(Source data)
┌──
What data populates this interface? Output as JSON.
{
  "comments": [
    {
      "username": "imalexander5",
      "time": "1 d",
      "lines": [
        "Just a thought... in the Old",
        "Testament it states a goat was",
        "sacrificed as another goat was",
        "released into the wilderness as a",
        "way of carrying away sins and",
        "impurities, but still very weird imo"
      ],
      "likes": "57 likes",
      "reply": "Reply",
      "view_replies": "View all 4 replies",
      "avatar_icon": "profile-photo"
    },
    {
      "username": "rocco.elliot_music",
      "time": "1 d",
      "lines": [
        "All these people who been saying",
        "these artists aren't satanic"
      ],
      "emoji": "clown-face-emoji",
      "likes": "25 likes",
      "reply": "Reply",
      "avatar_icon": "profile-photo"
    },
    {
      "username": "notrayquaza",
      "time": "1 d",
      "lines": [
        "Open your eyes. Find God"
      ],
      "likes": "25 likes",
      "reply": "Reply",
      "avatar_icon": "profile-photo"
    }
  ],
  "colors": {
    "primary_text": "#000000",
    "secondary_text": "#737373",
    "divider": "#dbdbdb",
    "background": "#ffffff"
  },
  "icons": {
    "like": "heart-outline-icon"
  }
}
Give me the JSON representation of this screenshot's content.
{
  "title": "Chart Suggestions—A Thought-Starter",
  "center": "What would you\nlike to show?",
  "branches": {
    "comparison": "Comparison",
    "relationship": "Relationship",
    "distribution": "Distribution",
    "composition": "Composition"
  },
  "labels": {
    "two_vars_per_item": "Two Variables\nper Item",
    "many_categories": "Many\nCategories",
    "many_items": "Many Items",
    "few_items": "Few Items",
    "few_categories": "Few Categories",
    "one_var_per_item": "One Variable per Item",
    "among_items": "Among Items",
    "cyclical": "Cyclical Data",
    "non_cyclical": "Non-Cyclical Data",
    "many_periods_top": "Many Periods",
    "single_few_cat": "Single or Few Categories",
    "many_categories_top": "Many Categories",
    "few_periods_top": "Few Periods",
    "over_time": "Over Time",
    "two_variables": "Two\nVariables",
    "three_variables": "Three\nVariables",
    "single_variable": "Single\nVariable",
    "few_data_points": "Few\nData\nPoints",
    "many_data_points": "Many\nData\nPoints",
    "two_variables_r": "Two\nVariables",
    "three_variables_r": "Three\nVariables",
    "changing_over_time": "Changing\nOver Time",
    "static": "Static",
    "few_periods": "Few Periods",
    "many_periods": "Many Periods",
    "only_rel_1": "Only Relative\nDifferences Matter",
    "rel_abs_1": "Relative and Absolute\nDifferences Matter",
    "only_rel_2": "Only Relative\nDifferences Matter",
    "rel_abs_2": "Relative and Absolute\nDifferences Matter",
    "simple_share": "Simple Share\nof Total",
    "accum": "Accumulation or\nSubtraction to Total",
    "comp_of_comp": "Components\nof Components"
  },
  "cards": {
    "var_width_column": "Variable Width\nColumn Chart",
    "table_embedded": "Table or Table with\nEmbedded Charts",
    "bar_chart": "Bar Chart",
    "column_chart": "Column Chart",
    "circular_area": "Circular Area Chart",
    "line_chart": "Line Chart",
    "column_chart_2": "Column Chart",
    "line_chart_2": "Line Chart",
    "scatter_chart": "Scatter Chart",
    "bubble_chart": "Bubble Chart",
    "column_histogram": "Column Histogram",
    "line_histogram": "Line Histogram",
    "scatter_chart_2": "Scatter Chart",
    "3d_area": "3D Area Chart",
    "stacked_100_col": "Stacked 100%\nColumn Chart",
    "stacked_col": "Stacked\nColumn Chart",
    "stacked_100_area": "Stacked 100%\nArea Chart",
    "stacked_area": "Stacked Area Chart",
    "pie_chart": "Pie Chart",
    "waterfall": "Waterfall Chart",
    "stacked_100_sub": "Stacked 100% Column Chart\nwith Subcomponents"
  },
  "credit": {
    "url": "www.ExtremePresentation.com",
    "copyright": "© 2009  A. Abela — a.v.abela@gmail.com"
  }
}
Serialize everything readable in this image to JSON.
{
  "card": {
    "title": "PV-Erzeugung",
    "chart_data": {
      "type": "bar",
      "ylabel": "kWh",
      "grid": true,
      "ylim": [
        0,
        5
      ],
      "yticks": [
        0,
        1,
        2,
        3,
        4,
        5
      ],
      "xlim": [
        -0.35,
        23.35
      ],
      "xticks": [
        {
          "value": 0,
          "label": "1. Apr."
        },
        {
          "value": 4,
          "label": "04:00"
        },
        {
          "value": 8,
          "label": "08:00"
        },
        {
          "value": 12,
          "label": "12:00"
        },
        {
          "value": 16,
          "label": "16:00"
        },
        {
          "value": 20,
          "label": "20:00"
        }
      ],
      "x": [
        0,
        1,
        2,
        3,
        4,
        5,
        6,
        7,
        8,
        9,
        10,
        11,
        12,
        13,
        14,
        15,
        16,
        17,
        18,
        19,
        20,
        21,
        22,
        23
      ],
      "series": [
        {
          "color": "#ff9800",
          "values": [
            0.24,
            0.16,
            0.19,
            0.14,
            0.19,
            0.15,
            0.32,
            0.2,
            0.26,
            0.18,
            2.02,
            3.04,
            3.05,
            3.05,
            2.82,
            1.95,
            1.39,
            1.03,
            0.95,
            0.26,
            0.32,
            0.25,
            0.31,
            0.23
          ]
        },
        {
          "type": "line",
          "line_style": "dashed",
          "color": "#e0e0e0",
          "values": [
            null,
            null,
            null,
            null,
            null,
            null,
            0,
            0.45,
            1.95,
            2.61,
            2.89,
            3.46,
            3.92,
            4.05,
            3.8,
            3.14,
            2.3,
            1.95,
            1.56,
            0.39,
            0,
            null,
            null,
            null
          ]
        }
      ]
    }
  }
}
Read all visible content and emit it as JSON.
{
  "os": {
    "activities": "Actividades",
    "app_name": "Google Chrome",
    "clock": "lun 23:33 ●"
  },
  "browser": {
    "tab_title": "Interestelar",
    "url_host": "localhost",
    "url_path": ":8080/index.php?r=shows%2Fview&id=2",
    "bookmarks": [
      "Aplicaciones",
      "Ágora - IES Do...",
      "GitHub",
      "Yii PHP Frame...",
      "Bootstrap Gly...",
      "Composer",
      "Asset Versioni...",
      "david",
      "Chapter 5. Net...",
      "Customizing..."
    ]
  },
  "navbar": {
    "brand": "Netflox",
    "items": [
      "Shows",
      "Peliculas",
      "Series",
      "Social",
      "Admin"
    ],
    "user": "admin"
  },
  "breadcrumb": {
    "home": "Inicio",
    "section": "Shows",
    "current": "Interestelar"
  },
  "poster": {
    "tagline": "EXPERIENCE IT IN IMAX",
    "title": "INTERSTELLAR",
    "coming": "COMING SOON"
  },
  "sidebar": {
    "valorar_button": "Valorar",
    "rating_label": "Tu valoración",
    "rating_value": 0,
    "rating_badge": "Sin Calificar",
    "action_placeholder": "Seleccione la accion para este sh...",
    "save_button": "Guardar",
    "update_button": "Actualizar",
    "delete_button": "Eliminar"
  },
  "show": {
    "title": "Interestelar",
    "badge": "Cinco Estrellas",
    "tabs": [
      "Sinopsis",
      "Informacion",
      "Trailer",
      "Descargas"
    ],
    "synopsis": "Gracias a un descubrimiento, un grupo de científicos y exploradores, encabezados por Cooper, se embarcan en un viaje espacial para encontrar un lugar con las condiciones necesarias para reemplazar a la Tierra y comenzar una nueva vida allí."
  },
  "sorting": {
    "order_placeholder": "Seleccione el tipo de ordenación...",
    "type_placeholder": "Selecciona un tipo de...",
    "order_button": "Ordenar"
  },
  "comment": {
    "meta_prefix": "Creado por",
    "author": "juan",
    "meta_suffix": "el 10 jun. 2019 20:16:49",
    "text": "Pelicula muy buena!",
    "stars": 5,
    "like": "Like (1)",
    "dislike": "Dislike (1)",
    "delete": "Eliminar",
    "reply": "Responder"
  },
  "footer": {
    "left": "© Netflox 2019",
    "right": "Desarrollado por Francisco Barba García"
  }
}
└──
**What you should do**
Filter the entries down to the lines with the word "Total" in them.

**Exercise output**
    "simple_share": "Simple Share\nof Total",
    "accum": "Accumulation or\nSubtraction to Total",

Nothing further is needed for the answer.